Records from a data collection

>>>>

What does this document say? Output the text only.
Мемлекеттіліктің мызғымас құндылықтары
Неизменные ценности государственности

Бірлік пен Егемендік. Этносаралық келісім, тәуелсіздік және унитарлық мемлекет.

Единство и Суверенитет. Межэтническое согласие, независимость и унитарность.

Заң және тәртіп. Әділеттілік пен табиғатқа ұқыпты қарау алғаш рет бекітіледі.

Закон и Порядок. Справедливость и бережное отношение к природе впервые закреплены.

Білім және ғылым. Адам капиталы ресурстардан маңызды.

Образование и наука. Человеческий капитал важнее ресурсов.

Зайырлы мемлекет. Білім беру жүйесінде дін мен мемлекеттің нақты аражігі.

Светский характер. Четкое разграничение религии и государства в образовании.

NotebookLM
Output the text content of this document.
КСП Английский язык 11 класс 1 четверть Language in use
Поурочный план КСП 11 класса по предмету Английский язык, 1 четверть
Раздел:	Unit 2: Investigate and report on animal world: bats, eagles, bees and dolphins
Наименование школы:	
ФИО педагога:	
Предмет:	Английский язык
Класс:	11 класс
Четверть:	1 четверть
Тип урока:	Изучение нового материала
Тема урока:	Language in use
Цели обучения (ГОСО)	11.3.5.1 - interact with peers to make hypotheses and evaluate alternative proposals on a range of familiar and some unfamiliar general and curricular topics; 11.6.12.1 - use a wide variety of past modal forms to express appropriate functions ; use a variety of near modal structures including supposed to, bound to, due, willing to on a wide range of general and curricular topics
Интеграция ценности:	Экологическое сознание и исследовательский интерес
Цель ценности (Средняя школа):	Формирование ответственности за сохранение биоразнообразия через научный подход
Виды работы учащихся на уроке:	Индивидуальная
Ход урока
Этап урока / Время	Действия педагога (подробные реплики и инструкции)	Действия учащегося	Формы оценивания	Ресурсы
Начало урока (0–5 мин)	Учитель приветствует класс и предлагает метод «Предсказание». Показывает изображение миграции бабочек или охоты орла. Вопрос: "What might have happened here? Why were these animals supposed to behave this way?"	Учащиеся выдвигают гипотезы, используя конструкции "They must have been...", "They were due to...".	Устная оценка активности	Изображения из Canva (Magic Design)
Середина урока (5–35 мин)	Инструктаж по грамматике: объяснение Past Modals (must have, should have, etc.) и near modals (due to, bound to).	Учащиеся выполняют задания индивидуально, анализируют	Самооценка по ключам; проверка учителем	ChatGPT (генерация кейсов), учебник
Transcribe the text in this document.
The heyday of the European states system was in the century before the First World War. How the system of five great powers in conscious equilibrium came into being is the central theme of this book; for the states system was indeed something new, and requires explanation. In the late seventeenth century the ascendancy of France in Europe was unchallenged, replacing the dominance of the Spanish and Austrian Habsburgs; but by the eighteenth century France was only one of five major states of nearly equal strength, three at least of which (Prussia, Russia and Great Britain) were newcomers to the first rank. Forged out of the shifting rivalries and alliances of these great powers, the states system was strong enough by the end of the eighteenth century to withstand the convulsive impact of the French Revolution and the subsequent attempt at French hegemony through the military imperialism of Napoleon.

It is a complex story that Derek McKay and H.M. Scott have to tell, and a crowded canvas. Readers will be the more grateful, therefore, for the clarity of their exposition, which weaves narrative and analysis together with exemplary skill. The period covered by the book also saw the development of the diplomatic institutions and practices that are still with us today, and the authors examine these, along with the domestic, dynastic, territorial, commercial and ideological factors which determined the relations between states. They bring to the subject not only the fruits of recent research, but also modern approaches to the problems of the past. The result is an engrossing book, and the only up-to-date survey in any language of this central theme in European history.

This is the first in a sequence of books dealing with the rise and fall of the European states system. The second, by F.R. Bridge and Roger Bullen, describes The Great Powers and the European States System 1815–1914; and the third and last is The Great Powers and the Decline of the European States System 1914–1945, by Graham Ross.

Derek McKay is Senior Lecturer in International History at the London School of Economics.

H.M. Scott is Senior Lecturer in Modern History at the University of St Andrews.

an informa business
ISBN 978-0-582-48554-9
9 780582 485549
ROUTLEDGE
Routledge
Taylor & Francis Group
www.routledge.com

<<<<
>>>>

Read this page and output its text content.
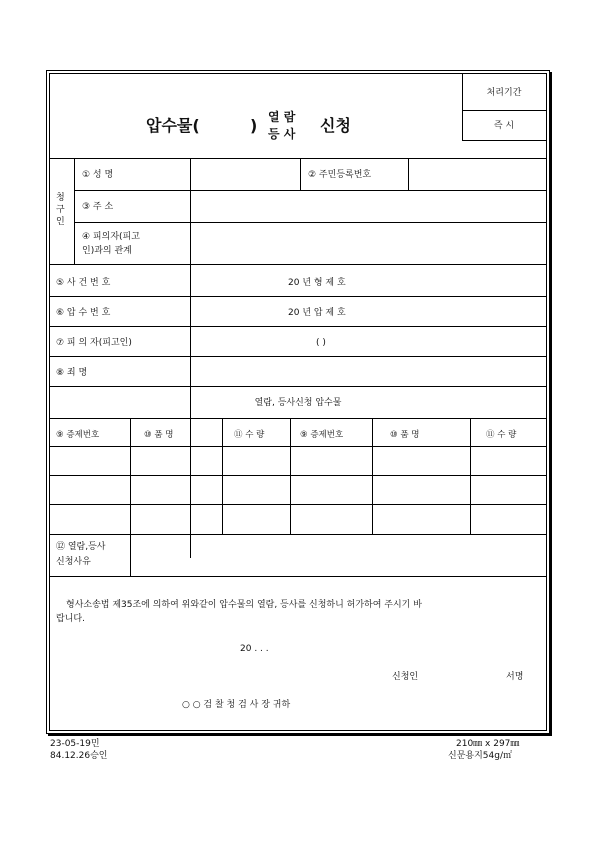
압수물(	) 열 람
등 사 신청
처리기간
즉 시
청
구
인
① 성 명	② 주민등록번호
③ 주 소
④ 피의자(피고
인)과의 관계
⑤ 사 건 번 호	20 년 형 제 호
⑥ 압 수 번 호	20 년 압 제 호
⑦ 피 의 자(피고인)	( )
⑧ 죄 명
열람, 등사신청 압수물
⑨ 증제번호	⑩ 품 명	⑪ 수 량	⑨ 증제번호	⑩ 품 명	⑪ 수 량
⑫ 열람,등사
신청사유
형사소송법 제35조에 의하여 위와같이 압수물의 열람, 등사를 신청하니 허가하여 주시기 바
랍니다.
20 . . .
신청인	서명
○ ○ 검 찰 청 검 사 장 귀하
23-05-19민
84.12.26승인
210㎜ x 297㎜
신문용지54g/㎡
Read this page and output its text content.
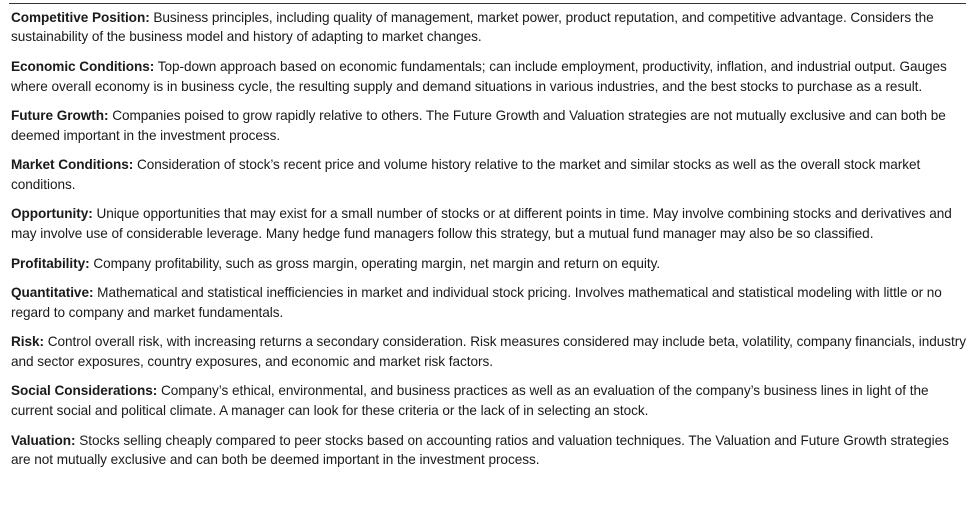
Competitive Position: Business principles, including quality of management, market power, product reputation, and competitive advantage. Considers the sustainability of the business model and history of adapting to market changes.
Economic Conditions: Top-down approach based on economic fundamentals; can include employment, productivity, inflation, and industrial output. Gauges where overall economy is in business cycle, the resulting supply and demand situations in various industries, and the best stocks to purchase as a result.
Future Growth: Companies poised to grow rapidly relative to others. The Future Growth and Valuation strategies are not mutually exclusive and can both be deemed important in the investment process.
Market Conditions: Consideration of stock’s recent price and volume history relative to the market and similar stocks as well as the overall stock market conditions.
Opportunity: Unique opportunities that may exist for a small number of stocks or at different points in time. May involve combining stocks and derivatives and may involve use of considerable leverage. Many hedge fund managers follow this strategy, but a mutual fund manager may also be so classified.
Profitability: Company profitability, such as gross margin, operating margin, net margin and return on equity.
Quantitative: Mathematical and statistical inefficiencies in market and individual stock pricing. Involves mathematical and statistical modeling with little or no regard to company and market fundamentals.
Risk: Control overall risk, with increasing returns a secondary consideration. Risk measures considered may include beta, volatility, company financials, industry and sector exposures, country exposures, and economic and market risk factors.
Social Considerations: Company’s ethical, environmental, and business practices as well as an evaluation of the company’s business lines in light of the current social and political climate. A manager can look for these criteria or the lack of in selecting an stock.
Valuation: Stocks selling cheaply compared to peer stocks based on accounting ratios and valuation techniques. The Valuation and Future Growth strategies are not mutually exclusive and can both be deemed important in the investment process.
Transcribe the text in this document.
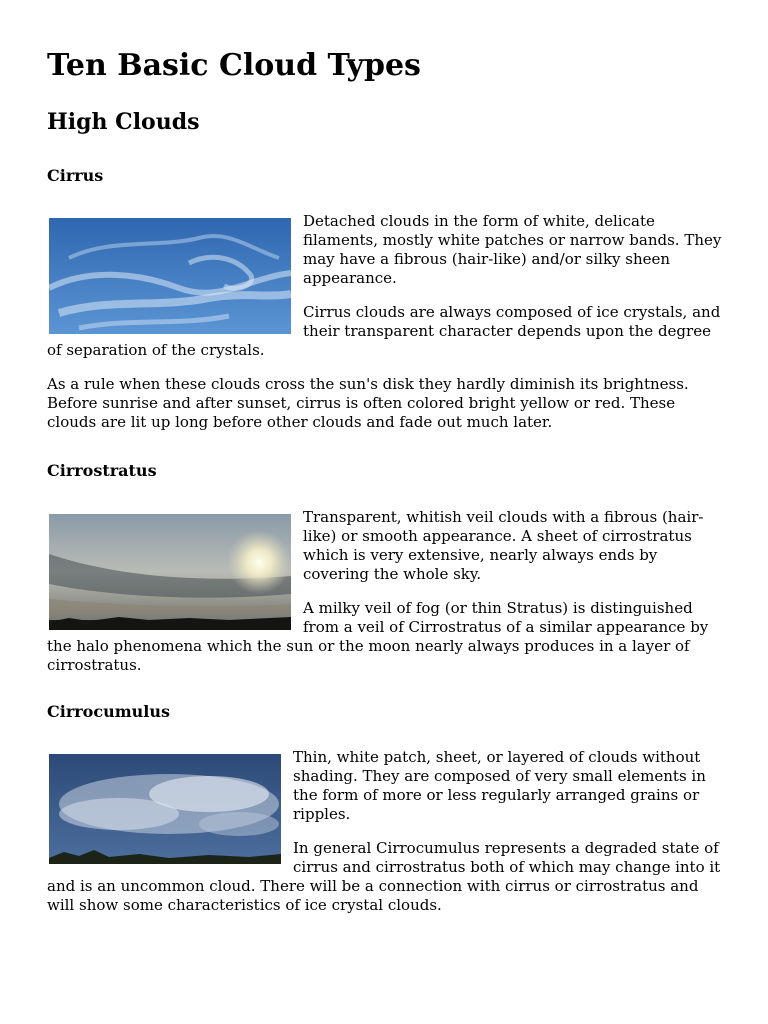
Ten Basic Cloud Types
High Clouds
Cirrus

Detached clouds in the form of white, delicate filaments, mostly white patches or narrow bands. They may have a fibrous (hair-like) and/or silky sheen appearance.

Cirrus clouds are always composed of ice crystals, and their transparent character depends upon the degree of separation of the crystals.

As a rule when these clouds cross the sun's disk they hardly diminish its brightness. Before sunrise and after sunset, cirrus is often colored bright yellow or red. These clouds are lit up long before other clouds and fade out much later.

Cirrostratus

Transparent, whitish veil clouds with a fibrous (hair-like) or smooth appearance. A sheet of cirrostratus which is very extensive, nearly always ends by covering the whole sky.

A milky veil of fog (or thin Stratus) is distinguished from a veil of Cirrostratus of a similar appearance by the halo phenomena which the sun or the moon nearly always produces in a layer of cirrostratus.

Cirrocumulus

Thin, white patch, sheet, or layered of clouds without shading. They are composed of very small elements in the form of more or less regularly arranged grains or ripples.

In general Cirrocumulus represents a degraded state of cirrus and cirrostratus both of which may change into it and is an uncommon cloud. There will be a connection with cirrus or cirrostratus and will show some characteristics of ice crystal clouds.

<<<<

* _PROBLEM STATEMENT_
List each line of the entries that holds the string "manager".

* _WRITTEN ANSWER_
Opportunity: Unique opportunities that may exist for a small number of stocks or at different points in time. May involve combining stocks and derivatives and may involve use of considerable leverage. Many hedge fund managers follow this strategy, but a mutual fund manager may also be so classified.
Social Considerations: Company’s ethical, environmental, and business practices as well as an evaluation of the company’s business lines in light of the current social and political climate. A manager can look for these criteria or the lack of in selecting an stock.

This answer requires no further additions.